Exercise directions: Write each line exactly, from the line that holds "Enumerate this screenshot's" through the final line of the material, and no other line.

═══

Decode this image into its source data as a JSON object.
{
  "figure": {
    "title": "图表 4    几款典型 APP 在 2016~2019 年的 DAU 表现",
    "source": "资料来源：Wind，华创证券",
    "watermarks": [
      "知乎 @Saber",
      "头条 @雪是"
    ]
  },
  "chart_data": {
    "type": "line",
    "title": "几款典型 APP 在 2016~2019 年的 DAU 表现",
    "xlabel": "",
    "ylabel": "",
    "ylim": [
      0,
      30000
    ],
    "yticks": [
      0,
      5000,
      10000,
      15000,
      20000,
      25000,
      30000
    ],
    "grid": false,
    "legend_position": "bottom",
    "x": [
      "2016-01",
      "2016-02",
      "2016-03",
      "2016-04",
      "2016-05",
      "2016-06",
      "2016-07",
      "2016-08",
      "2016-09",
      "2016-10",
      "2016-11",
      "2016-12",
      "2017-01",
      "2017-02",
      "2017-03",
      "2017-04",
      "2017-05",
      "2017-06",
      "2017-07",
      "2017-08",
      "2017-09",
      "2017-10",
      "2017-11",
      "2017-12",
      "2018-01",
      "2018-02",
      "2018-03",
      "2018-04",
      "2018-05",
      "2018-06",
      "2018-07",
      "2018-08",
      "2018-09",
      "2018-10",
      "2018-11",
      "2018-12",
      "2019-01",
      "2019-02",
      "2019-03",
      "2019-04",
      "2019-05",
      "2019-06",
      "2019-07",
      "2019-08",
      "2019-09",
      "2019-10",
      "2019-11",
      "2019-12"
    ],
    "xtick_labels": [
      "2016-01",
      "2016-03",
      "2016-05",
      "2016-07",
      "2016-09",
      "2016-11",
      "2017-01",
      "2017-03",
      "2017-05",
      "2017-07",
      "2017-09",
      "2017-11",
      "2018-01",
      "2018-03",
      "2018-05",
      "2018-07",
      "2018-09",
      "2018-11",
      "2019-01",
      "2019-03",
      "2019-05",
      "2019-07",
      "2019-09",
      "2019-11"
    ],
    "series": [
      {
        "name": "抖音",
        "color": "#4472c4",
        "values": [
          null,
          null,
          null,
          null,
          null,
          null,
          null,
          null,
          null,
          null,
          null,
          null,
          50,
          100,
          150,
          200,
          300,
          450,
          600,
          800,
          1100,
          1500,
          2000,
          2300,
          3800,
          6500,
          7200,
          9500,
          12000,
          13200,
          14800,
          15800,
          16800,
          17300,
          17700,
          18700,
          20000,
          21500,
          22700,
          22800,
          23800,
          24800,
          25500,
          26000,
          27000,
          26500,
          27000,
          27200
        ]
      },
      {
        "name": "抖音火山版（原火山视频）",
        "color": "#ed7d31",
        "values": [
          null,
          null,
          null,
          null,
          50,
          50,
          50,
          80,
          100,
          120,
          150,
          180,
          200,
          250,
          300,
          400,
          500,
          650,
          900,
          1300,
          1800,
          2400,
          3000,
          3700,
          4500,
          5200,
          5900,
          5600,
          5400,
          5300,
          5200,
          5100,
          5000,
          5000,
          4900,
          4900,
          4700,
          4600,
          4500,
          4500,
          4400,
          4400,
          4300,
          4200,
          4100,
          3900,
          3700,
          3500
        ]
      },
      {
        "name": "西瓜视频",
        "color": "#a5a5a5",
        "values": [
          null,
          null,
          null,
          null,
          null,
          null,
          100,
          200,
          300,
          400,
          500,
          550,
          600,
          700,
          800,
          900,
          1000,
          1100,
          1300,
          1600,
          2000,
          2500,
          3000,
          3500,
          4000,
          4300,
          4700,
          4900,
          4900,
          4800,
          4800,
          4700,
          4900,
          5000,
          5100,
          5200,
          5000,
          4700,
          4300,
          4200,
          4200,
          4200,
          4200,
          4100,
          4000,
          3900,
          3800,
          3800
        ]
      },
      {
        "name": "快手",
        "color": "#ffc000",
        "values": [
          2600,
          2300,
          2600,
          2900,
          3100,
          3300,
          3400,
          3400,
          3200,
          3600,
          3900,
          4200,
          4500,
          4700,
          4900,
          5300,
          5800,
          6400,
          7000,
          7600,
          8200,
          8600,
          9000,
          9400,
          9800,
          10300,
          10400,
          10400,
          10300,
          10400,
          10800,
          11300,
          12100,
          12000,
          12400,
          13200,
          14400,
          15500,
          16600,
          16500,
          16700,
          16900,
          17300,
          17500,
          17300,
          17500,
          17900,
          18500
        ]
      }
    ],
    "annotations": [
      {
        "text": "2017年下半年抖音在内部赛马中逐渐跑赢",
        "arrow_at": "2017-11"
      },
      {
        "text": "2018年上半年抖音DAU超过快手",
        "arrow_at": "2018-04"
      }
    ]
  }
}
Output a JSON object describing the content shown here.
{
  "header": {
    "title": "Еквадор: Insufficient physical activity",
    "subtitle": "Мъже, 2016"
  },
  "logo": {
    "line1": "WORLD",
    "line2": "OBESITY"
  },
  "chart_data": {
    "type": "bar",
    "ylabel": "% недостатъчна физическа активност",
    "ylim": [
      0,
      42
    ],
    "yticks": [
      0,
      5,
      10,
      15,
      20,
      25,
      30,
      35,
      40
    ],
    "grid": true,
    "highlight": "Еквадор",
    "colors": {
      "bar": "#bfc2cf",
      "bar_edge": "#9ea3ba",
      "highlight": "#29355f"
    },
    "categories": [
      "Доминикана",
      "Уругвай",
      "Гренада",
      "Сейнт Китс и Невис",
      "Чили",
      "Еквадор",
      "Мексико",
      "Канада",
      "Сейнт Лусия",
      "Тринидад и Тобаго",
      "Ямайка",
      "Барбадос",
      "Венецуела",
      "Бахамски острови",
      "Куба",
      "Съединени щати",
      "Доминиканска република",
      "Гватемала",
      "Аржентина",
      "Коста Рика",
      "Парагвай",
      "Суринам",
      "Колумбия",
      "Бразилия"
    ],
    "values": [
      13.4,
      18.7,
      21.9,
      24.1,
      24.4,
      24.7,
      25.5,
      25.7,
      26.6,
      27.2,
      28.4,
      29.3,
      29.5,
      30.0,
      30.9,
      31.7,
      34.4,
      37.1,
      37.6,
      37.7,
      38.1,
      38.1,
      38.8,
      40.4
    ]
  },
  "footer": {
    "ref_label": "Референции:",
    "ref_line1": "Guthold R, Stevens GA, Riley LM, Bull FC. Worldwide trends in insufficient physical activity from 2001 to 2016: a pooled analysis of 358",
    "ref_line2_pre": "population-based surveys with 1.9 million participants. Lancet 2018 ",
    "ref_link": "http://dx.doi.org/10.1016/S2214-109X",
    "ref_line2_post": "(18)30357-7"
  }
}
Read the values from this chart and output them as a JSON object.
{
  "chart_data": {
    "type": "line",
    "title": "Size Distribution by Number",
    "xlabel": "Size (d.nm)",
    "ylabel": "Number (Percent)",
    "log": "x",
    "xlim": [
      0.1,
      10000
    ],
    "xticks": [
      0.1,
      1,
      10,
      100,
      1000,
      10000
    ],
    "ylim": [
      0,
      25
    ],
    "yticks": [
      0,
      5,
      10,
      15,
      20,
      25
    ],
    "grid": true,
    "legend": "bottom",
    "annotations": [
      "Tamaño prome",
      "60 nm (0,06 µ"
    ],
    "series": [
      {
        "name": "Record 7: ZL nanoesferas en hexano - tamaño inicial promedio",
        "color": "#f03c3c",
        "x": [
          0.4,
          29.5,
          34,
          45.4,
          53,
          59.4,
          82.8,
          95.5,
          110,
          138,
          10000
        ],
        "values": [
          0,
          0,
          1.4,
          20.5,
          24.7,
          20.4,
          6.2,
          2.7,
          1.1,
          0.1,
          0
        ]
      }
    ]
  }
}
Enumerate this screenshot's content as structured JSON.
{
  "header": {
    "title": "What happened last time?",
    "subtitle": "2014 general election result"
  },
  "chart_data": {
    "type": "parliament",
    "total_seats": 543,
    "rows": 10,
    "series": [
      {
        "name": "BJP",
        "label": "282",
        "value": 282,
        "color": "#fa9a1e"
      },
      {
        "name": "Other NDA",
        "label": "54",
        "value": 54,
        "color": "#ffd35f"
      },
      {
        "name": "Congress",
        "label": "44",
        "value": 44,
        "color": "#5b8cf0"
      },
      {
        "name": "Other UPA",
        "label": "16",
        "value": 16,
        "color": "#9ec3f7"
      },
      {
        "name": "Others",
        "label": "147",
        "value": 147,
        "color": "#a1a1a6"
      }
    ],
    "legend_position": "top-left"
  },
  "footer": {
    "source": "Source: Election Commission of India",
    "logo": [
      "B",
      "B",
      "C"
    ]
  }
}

═══

Complete answer:
Enumerate this screenshot's content as structured JSON.
{
  "header": {
    "title": "What happened last time?",
    "subtitle": "2014 general election result"
  },
  "chart_data": {
    "type": "parliament",
    "total_seats": 543,
    "rows": 10,
    "series": [
      {
        "name": "BJP",
        "label": "282",
        "value": 282,
        "color": "#fa9a1e"
      },
      {
        "name": "Other NDA",
        "label": "54",
        "value": 54,
        "color": "#ffd35f"
      },
      {
        "name": "Congress",
        "label": "44",
        "value": 44,
        "color": "#5b8cf0"
      },
      {
        "name": "Other UPA",
        "label": "16",
        "value": 16,
        "color": "#9ec3f7"
      },
      {
        "name": "Others",
        "label": "147",
        "value": 147,
        "color": "#a1a1a6"
      }
    ],
    "legend_position": "top-left"
  },
  "footer": {
    "source": "Source: Election Commission of India",
    "logo": [
      "B",
      "B",
      "C"
    ]
  }
}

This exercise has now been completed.